§ STATED EXERCISE: Can you convert the lines below into a Markdown table with the columns "Row" and "Line", numbering each line and leaving out any blank ones?

::: DATA SUPPLIED

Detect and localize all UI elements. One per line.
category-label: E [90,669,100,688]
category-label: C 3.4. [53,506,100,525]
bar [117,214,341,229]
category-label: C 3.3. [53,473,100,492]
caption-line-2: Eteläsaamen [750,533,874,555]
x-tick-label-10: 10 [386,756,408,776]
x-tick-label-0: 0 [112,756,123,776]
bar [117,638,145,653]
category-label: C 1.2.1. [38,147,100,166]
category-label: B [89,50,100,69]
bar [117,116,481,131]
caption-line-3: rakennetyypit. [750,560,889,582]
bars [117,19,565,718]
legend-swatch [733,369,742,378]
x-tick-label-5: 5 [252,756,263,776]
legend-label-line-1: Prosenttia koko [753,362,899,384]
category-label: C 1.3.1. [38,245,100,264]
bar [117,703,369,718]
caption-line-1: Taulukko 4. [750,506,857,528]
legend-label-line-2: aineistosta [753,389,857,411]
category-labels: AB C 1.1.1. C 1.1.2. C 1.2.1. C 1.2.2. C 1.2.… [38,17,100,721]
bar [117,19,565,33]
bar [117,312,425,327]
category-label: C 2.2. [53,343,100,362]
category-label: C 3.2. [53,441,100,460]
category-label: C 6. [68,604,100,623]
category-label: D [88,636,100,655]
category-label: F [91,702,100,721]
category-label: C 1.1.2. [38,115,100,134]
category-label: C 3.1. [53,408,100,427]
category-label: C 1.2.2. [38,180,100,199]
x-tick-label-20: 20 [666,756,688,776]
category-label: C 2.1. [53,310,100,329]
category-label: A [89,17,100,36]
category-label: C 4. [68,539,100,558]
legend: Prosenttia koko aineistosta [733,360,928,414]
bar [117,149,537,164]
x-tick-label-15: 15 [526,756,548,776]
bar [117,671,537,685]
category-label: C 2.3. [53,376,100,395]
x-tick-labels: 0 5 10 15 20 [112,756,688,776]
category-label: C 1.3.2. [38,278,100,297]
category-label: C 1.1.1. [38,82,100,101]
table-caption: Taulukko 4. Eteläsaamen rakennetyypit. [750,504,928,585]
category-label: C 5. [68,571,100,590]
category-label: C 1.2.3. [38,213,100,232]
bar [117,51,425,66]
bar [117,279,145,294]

::::::

§ ANSWER TO THE TASK:
| Row | Line |
|---|---|
| 1 | Detect and localize all UI elements. One per line. |
| 2 | category-label: E [90,669,100,688] |
| 3 | category-label: C 3.4. [53,506,100,525] |
| 4 | bar [117,214,341,229] |
| 5 | category-label: C 3.3. [53,473,100,492] |
| 6 | caption-line-2: Eteläsaamen [750,533,874,555] |
| 7 | x-tick-label-10: 10 [386,756,408,776] |
| 8 | x-tick-label-0: 0 [112,756,123,776] |
| 9 | bar [117,638,145,653] |
| 10 | category-label: C 1.2.1. [38,147,100,166] |
| 11 | category-label: B [89,50,100,69] |
| 12 | bar [117,116,481,131] |
| 13 | caption-line-3: rakennetyypit. [750,560,889,582] |
| 14 | bars [117,19,565,718] |
| 15 | legend-swatch [733,369,742,378] |
| 16 | x-tick-label-5: 5 [252,756,263,776] |
| 17 | legend-label-line-1: Prosenttia koko [753,362,899,384] |
| 18 | category-label: C 1.3.1. [38,245,100,264] |
| 19 | bar [117,703,369,718] |
| 20 | caption-line-1: Taulukko 4. [750,506,857,528] |
| 21 | legend-label-line-2: aineistosta [753,389,857,411] |
| 22 | category-labels: AB C 1.1.1. C 1.1.2. C 1.2.1. C 1.2.2. C 1.2.… [38,17,100,721] |
| 23 | bar [117,19,565,33] |
| 24 | bar [117,312,425,327] |
| 25 | category-label: C 2.2. [53,343,100,362] |
| 26 | category-label: C 3.2. [53,441,100,460] |
| 27 | category-label: C 6. [68,604,100,623] |
| 28 | category-label: D [88,636,100,655] |
| 29 | category-label: F [91,702,100,721] |
| 30 | category-label: C 1.1.2. [38,115,100,134] |
| 31 | category-label: C 3.1. [53,408,100,427] |
| 32 | category-label: C 1.2.2. [38,180,100,199] |
| 33 | x-tick-label-20: 20 [666,756,688,776] |
| 34 | category-label: C 2.1. [53,310,100,329] |
| 35 | category-label: A [89,17,100,36] |
| 36 | category-label: C 4. [68,539,100,558] |
| 37 | legend: Prosenttia koko aineistosta [733,360,928,414] |
| 38 | bar [117,149,537,164] |
| 39 | x-tick-label-15: 15 [526,756,548,776] |
| 40 | bar [117,671,537,685] |
| 41 | category-label: C 2.3. [53,376,100,395] |
| 42 | x-tick-labels: 0 5 10 15 20 [112,756,688,776] |
| 43 | category-label: C 1.3.2. [38,278,100,297] |
| 44 | category-label: C 1.1.1. [38,82,100,101] |
| 45 | table-caption: Taulukko 4. Eteläsaamen rakennetyypit. [750,504,928,585] |
| 46 | category-label: C 5. [68,571,100,590] |
| 47 | category-label: C 1.2.3. [38,213,100,232] |
| 48 | bar [117,51,425,66] |
| 49 | bar [117,279,145,294] |